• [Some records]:
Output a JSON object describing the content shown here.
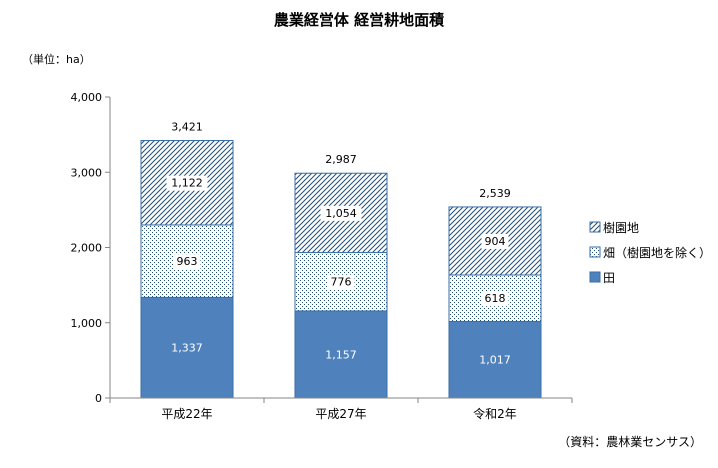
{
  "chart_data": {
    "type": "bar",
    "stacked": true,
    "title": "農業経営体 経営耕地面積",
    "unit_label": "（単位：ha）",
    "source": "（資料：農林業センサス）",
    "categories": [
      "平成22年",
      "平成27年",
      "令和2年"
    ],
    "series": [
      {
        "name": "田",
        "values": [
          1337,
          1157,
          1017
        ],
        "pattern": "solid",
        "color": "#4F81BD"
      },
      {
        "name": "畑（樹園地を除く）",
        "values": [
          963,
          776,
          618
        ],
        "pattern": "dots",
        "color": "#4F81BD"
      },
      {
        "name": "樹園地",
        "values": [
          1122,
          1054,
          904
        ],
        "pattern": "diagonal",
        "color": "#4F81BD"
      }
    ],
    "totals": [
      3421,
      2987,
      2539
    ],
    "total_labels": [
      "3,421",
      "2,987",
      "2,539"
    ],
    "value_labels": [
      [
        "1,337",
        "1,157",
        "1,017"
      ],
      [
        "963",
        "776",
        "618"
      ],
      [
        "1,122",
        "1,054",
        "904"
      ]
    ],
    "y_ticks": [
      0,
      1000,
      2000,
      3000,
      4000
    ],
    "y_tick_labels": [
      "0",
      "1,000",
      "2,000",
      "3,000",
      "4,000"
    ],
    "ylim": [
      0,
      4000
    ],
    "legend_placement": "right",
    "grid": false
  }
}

==

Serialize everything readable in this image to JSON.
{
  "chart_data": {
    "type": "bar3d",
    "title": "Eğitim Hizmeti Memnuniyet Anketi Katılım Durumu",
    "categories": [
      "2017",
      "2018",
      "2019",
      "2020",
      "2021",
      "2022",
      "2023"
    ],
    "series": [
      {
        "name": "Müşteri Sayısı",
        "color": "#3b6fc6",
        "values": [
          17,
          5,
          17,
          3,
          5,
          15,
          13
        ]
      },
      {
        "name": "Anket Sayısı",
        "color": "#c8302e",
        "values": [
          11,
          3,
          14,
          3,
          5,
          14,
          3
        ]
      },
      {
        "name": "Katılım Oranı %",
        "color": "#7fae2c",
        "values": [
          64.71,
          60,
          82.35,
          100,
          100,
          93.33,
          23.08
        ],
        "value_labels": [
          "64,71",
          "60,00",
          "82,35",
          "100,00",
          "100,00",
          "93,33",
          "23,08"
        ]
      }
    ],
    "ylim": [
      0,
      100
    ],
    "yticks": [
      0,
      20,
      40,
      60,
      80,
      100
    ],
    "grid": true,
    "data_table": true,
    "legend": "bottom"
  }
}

---

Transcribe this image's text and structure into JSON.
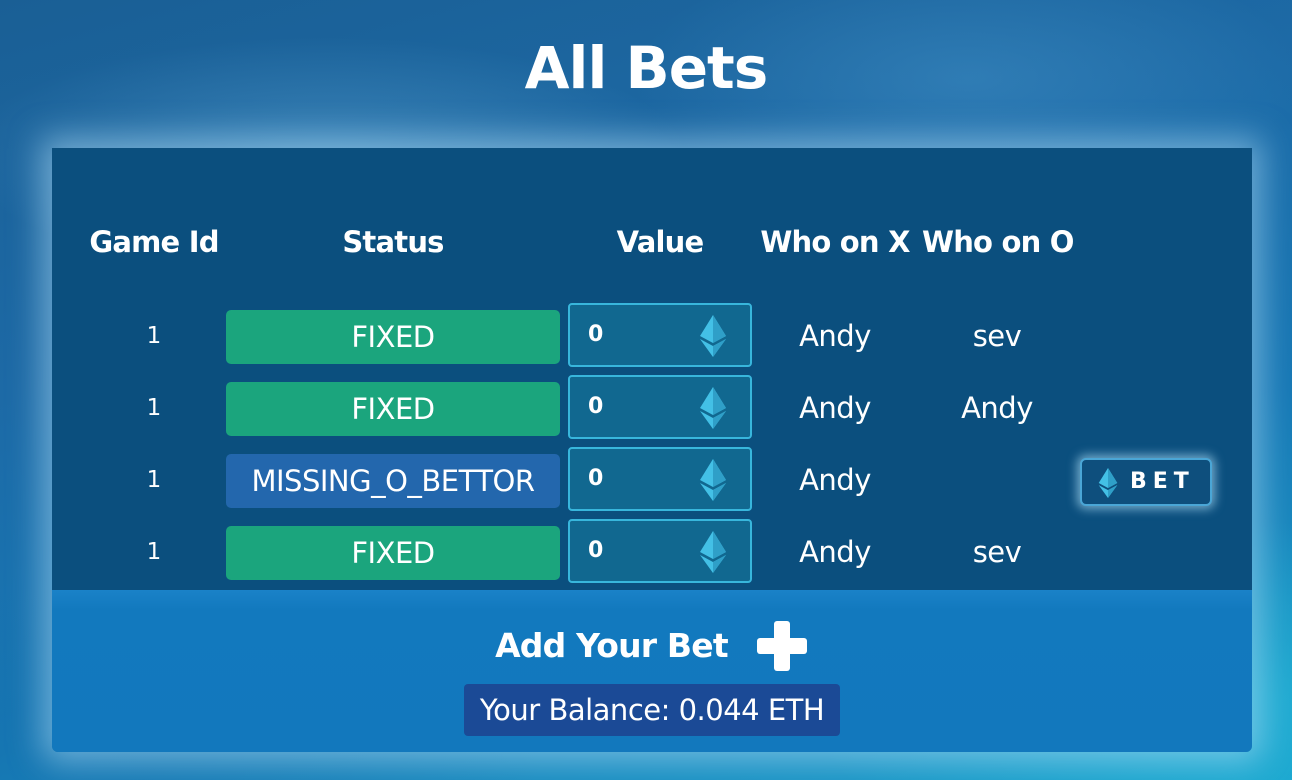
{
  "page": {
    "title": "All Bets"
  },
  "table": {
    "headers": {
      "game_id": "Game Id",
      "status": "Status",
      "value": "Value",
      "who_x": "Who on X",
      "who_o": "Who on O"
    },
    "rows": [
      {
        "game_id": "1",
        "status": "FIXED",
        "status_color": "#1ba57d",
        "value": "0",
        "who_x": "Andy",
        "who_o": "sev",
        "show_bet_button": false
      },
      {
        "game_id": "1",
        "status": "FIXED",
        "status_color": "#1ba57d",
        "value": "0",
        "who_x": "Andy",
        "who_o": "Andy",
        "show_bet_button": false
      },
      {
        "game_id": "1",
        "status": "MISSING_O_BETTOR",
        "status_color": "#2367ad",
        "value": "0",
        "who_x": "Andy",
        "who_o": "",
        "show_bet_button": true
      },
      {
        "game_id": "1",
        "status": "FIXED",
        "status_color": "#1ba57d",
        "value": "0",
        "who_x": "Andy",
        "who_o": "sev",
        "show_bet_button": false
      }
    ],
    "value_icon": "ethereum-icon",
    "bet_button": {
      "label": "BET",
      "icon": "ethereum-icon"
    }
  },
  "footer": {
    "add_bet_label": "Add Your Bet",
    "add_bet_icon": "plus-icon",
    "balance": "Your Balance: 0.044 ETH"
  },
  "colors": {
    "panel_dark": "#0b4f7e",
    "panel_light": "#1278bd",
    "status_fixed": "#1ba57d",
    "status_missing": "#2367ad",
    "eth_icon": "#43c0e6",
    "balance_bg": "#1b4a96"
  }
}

• [Exercise description]: Across the records above, count the lines holding "ethereum" and reply with that number alone.

• [The output]: 2